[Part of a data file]
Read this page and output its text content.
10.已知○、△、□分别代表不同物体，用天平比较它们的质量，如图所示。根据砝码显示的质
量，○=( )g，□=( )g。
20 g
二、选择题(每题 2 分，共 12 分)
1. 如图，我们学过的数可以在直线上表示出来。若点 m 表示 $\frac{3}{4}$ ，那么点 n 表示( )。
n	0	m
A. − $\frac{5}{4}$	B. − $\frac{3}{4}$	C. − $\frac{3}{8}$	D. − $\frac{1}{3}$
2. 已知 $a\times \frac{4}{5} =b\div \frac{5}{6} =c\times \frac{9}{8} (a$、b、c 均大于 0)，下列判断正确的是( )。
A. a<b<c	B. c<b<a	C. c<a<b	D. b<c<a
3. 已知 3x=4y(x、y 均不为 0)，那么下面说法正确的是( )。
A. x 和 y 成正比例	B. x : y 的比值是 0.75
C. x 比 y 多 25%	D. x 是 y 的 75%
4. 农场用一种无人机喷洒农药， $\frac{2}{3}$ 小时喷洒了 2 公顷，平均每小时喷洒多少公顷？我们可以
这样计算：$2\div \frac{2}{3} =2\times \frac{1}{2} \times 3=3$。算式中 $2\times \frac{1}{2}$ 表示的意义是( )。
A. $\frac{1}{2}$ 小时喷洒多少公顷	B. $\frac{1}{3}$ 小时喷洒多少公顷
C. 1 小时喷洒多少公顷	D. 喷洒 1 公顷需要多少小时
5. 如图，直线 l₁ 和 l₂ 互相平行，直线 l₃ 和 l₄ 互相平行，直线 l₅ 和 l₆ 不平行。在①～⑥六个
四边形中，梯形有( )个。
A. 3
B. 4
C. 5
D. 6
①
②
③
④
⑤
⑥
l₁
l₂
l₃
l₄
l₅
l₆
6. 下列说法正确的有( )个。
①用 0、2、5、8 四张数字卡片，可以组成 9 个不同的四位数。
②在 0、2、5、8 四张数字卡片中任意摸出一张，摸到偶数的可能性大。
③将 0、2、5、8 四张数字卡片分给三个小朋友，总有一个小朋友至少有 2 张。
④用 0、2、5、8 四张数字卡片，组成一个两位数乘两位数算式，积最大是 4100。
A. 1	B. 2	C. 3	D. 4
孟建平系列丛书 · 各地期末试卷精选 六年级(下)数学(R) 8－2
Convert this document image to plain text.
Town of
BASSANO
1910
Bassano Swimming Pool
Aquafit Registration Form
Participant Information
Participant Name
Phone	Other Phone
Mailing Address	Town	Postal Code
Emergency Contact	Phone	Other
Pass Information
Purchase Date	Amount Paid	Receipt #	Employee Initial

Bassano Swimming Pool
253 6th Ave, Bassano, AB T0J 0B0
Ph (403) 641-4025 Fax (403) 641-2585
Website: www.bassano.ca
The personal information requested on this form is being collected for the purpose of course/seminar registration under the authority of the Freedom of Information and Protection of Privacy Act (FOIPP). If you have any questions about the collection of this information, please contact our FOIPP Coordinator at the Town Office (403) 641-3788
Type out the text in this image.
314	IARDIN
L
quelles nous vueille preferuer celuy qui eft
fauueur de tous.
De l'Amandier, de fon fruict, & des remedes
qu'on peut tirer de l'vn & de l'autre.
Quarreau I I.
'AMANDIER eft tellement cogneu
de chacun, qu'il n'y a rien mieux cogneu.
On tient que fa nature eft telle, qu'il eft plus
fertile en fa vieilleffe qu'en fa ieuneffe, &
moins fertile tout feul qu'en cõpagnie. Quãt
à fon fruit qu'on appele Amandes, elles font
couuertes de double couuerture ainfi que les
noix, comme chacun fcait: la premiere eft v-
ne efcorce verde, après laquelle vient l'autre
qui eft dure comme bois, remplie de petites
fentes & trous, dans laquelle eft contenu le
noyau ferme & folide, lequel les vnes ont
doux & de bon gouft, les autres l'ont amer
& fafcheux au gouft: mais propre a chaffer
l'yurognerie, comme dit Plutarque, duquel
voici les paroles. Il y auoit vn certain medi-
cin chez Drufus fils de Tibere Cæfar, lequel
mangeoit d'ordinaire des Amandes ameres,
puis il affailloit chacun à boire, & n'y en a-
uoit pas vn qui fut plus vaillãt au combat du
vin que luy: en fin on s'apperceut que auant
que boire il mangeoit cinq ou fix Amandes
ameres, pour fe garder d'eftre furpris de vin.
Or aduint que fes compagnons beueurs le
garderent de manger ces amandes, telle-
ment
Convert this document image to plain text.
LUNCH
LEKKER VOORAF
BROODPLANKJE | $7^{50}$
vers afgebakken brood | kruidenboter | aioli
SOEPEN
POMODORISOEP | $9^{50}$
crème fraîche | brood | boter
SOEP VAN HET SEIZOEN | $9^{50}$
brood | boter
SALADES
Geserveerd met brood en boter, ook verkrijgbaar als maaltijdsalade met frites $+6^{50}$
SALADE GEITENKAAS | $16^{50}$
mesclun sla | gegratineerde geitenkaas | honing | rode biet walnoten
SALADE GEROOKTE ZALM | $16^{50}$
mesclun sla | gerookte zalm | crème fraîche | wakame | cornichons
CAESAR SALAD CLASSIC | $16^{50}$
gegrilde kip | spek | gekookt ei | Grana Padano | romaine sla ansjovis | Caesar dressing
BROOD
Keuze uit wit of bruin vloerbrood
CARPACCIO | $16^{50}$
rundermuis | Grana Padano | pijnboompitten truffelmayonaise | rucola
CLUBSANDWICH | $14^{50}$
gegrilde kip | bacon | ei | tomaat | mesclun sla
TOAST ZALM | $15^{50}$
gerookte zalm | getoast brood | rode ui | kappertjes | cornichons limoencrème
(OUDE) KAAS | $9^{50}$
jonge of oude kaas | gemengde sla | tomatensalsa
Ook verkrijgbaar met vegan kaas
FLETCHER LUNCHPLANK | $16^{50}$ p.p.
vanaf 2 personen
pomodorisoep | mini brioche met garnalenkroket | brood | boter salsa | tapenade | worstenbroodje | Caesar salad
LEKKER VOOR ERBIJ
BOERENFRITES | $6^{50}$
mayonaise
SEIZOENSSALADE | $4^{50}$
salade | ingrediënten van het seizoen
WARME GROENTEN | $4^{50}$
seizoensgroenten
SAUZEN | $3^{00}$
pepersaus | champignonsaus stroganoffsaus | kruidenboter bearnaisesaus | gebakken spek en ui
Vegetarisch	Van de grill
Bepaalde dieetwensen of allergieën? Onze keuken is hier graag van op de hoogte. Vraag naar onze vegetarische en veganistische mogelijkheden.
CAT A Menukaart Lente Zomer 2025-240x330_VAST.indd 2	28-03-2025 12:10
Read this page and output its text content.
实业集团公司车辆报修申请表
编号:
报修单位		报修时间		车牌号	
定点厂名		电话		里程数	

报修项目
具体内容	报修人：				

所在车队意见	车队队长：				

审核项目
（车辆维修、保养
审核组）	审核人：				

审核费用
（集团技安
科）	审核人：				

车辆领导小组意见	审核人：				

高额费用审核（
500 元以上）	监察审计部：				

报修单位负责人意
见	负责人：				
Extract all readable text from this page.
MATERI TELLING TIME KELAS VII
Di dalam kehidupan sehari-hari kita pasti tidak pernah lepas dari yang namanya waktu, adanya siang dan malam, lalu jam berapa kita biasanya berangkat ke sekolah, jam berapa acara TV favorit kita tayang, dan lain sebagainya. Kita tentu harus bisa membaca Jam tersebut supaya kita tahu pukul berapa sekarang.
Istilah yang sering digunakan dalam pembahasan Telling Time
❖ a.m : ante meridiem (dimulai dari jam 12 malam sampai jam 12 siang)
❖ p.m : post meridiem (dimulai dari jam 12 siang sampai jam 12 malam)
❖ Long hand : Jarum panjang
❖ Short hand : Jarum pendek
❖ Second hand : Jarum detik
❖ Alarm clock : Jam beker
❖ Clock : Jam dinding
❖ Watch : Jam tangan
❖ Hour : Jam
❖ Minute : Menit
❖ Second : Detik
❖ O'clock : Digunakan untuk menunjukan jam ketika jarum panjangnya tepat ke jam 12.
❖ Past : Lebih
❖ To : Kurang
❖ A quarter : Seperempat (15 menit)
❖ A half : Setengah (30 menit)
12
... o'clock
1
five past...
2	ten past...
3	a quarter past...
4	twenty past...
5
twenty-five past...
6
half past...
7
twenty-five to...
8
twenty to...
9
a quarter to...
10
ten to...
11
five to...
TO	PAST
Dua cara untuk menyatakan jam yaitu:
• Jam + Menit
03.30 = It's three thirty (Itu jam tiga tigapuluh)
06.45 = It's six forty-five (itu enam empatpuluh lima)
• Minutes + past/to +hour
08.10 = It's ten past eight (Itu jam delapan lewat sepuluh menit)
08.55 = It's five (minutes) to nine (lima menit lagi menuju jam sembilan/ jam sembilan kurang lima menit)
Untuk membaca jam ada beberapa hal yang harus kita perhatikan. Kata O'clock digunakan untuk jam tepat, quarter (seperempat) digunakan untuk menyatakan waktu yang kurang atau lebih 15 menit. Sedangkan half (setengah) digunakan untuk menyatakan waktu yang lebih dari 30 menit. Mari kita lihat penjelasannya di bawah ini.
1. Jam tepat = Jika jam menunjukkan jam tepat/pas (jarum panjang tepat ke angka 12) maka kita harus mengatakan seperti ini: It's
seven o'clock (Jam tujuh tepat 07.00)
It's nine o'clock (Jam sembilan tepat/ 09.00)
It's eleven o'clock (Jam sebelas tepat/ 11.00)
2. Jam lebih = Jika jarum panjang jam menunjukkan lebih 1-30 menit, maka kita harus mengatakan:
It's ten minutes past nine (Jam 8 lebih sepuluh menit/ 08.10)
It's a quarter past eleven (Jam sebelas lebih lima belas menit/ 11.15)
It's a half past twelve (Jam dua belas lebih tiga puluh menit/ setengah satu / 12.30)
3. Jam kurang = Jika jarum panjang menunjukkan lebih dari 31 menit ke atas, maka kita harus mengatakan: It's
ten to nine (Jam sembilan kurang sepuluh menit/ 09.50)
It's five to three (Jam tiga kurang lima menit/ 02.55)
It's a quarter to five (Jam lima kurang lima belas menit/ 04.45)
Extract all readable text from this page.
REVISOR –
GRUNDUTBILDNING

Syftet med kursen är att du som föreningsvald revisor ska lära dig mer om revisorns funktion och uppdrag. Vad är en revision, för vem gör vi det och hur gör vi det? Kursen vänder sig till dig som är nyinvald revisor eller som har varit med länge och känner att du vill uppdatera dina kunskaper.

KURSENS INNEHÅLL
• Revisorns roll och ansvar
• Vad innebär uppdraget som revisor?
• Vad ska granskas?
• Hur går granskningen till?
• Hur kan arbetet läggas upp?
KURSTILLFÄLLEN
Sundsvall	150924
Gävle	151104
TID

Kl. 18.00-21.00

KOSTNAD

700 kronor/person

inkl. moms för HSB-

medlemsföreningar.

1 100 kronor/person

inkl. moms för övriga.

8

__What this task involves__. From the material, report only how many lines include the word "chacun".

__In response__. 3